• [Task statement]
Copy every line, leaving nothing out and adding nothing.
====== Supplied information
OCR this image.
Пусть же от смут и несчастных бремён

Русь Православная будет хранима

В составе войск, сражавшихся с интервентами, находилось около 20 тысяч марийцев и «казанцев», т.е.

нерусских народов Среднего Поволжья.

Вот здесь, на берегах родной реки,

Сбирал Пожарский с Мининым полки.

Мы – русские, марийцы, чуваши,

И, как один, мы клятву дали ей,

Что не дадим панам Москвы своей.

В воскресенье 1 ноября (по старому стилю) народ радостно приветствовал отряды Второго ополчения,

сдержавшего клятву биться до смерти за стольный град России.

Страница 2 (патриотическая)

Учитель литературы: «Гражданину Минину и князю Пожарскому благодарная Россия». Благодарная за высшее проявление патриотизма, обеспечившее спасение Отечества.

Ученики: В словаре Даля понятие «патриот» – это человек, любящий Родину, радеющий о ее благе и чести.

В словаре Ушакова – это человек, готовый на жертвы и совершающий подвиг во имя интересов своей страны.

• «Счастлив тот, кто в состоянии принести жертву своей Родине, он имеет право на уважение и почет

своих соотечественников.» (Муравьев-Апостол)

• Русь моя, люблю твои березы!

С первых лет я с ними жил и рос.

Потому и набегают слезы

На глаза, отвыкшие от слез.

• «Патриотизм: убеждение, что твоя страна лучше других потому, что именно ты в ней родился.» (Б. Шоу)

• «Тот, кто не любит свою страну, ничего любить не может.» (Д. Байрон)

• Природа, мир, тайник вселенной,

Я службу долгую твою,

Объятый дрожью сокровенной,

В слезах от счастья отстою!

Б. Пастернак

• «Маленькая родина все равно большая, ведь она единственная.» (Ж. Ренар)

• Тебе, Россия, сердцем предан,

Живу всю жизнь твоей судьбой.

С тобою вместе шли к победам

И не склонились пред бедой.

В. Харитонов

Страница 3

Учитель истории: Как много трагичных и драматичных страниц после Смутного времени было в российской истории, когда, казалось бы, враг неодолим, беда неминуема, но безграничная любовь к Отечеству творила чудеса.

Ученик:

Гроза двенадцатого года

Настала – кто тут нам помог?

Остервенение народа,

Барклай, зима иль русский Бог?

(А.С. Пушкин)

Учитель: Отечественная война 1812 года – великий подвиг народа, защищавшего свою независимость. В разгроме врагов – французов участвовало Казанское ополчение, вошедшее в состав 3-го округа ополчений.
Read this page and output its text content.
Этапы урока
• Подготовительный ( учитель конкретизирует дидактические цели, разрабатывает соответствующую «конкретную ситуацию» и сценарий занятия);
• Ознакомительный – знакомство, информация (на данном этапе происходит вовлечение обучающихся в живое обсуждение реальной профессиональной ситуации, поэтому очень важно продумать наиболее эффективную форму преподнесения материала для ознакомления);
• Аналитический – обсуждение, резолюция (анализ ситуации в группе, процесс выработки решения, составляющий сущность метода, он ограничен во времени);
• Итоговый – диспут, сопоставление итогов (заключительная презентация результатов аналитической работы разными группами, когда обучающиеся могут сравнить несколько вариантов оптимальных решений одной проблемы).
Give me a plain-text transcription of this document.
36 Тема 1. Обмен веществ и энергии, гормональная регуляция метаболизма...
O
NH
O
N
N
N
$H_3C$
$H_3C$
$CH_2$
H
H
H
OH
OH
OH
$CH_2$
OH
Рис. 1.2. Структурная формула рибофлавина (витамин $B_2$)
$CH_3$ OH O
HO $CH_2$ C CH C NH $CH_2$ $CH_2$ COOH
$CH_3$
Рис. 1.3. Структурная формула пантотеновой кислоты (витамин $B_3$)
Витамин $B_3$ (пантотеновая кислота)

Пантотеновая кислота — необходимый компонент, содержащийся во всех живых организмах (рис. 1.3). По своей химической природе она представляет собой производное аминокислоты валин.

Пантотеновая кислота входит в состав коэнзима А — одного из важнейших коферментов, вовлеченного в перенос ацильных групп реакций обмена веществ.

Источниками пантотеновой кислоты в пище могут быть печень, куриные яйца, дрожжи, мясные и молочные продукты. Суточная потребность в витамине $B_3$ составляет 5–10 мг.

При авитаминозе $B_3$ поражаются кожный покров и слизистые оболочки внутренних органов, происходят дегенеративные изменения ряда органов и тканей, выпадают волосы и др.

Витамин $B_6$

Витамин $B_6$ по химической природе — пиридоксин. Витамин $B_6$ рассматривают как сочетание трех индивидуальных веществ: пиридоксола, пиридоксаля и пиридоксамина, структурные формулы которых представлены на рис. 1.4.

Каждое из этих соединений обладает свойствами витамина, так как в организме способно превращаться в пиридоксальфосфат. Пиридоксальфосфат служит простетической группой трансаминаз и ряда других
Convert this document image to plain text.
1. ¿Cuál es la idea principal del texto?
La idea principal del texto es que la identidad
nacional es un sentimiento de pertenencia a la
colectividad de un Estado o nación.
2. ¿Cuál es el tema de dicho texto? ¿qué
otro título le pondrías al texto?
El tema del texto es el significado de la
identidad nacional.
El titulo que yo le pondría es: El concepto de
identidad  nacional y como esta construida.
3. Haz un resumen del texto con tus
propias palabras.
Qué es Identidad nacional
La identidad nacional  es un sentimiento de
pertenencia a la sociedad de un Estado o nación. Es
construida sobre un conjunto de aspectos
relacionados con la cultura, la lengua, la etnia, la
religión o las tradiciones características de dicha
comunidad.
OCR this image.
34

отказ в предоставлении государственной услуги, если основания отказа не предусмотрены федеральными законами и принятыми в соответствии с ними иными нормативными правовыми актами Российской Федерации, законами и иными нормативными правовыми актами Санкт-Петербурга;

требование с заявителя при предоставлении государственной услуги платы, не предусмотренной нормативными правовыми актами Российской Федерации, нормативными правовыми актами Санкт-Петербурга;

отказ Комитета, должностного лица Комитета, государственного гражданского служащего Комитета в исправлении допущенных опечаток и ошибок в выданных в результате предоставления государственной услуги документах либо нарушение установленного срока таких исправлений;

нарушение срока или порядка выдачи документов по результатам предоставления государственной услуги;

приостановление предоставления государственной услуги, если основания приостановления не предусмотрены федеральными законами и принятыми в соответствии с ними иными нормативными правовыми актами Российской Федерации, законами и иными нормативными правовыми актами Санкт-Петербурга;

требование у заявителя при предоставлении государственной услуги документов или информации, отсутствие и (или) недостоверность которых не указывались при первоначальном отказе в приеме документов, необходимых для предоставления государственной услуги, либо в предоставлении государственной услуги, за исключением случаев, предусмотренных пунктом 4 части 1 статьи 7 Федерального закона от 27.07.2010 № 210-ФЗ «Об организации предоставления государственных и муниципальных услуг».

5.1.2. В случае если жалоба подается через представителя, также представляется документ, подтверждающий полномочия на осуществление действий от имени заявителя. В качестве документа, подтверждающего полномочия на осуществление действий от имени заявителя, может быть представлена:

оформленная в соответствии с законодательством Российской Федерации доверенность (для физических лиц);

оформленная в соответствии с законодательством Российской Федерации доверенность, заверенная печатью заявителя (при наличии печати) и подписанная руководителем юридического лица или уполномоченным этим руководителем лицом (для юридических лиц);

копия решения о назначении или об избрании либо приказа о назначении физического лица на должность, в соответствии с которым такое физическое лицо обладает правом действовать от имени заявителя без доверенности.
============
• [Output of the task]
OCR this image.
Пусть же от смут и несчастных бремён

Русь Православная будет хранима

В составе войск, сражавшихся с интервентами, находилось около 20 тысяч марийцев и «казанцев», т.е.

нерусских народов Среднего Поволжья.

Вот здесь, на берегах родной реки,

Сбирал Пожарский с Мининым полки.

Мы – русские, марийцы, чуваши,

И, как один, мы клятву дали ей,

Что не дадим панам Москвы своей.

В воскресенье 1 ноября (по старому стилю) народ радостно приветствовал отряды Второго ополчения,

сдержавшего клятву биться до смерти за стольный град России.

Страница 2 (патриотическая)

Учитель литературы: «Гражданину Минину и князю Пожарскому благодарная Россия». Благодарная за высшее проявление патриотизма, обеспечившее спасение Отечества.

Ученики: В словаре Даля понятие «патриот» – это человек, любящий Родину, радеющий о ее благе и чести.

В словаре Ушакова – это человек, готовый на жертвы и совершающий подвиг во имя интересов своей страны.

• «Счастлив тот, кто в состоянии принести жертву своей Родине, он имеет право на уважение и почет

своих соотечественников.» (Муравьев-Апостол)

• Русь моя, люблю твои березы!

С первых лет я с ними жил и рос.

Потому и набегают слезы

На глаза, отвыкшие от слез.

• «Патриотизм: убеждение, что твоя страна лучше других потому, что именно ты в ней родился.» (Б. Шоу)

• «Тот, кто не любит свою страну, ничего любить не может.» (Д. Байрон)

• Природа, мир, тайник вселенной,

Я службу долгую твою,

Объятый дрожью сокровенной,

В слезах от счастья отстою!

Б. Пастернак

• «Маленькая родина все равно большая, ведь она единственная.» (Ж. Ренар)

• Тебе, Россия, сердцем предан,

Живу всю жизнь твоей судьбой.

С тобою вместе шли к победам

И не склонились пред бедой.

В. Харитонов

Страница 3

Учитель истории: Как много трагичных и драматичных страниц после Смутного времени было в российской истории, когда, казалось бы, враг неодолим, беда неминуема, но безграничная любовь к Отечеству творила чудеса.

Ученик:

Гроза двенадцатого года

Настала – кто тут нам помог?

Остервенение народа,

Барклай, зима иль русский Бог?

(А.С. Пушкин)

Учитель: Отечественная война 1812 года – великий подвиг народа, защищавшего свою независимость. В разгроме врагов – французов участвовало Казанское ополчение, вошедшее в состав 3-го округа ополчений.
Read this page and output its text content.
Этапы урока
• Подготовительный ( учитель конкретизирует дидактические цели, разрабатывает соответствующую «конкретную ситуацию» и сценарий занятия);
• Ознакомительный – знакомство, информация (на данном этапе происходит вовлечение обучающихся в живое обсуждение реальной профессиональной ситуации, поэтому очень важно продумать наиболее эффективную форму преподнесения материала для ознакомления);
• Аналитический – обсуждение, резолюция (анализ ситуации в группе, процесс выработки решения, составляющий сущность метода, он ограничен во времени);
• Итоговый – диспут, сопоставление итогов (заключительная презентация результатов аналитической работы разными группами, когда обучающиеся могут сравнить несколько вариантов оптимальных решений одной проблемы).
Give me a plain-text transcription of this document.
36 Тема 1. Обмен веществ и энергии, гормональная регуляция метаболизма...
O
NH
O
N
N
N
$H_3C$
$H_3C$
$CH_2$
H
H
H
OH
OH
OH
$CH_2$
OH
Рис. 1.2. Структурная формула рибофлавина (витамин $B_2$)
$CH_3$ OH O
HO $CH_2$ C CH C NH $CH_2$ $CH_2$ COOH
$CH_3$
Рис. 1.3. Структурная формула пантотеновой кислоты (витамин $B_3$)
Витамин $B_3$ (пантотеновая кислота)

Пантотеновая кислота — необходимый компонент, содержащийся во всех живых организмах (рис. 1.3). По своей химической природе она представляет собой производное аминокислоты валин.

Пантотеновая кислота входит в состав коэнзима А — одного из важнейших коферментов, вовлеченного в перенос ацильных групп реакций обмена веществ.

Источниками пантотеновой кислоты в пище могут быть печень, куриные яйца, дрожжи, мясные и молочные продукты. Суточная потребность в витамине $B_3$ составляет 5–10 мг.

При авитаминозе $B_3$ поражаются кожный покров и слизистые оболочки внутренних органов, происходят дегенеративные изменения ряда органов и тканей, выпадают волосы и др.

Витамин $B_6$

Витамин $B_6$ по химической природе — пиридоксин. Витамин $B_6$ рассматривают как сочетание трех индивидуальных веществ: пиридоксола, пиридоксаля и пиридоксамина, структурные формулы которых представлены на рис. 1.4.

Каждое из этих соединений обладает свойствами витамина, так как в организме способно превращаться в пиридоксальфосфат. Пиридоксальфосфат служит простетической группой трансаминаз и ряда других
Convert this document image to plain text.
1. ¿Cuál es la idea principal del texto?
La idea principal del texto es que la identidad
nacional es un sentimiento de pertenencia a la
colectividad de un Estado o nación.
2. ¿Cuál es el tema de dicho texto? ¿qué
otro título le pondrías al texto?
El tema del texto es el significado de la
identidad nacional.
El titulo que yo le pondría es: El concepto de
identidad  nacional y como esta construida.
3. Haz un resumen del texto con tus
propias palabras.
Qué es Identidad nacional
La identidad nacional  es un sentimiento de
pertenencia a la sociedad de un Estado o nación. Es
construida sobre un conjunto de aspectos
relacionados con la cultura, la lengua, la etnia, la
religión o las tradiciones características de dicha
comunidad.
OCR this image.
34

отказ в предоставлении государственной услуги, если основания отказа не предусмотрены федеральными законами и принятыми в соответствии с ними иными нормативными правовыми актами Российской Федерации, законами и иными нормативными правовыми актами Санкт-Петербурга;

требование с заявителя при предоставлении государственной услуги платы, не предусмотренной нормативными правовыми актами Российской Федерации, нормативными правовыми актами Санкт-Петербурга;

отказ Комитета, должностного лица Комитета, государственного гражданского служащего Комитета в исправлении допущенных опечаток и ошибок в выданных в результате предоставления государственной услуги документах либо нарушение установленного срока таких исправлений;

нарушение срока или порядка выдачи документов по результатам предоставления государственной услуги;

приостановление предоставления государственной услуги, если основания приостановления не предусмотрены федеральными законами и принятыми в соответствии с ними иными нормативными правовыми актами Российской Федерации, законами и иными нормативными правовыми актами Санкт-Петербурга;

требование у заявителя при предоставлении государственной услуги документов или информации, отсутствие и (или) недостоверность которых не указывались при первоначальном отказе в приеме документов, необходимых для предоставления государственной услуги, либо в предоставлении государственной услуги, за исключением случаев, предусмотренных пунктом 4 части 1 статьи 7 Федерального закона от 27.07.2010 № 210-ФЗ «Об организации предоставления государственных и муниципальных услуг».

5.1.2. В случае если жалоба подается через представителя, также представляется документ, подтверждающий полномочия на осуществление действий от имени заявителя. В качестве документа, подтверждающего полномочия на осуществление действий от имени заявителя, может быть представлена:

оформленная в соответствии с законодательством Российской Федерации доверенность (для физических лиц);

оформленная в соответствии с законодательством Российской Федерации доверенность, заверенная печатью заявителя (при наличии печати) и подписанная руководителем юридического лица или уполномоченным этим руководителем лицом (для юридических лиц);

копия решения о назначении или об избрании либо приказа о назначении физического лица на должность, в соответствии с которым такое физическое лицо обладает правом действовать от имени заявителя без доверенности.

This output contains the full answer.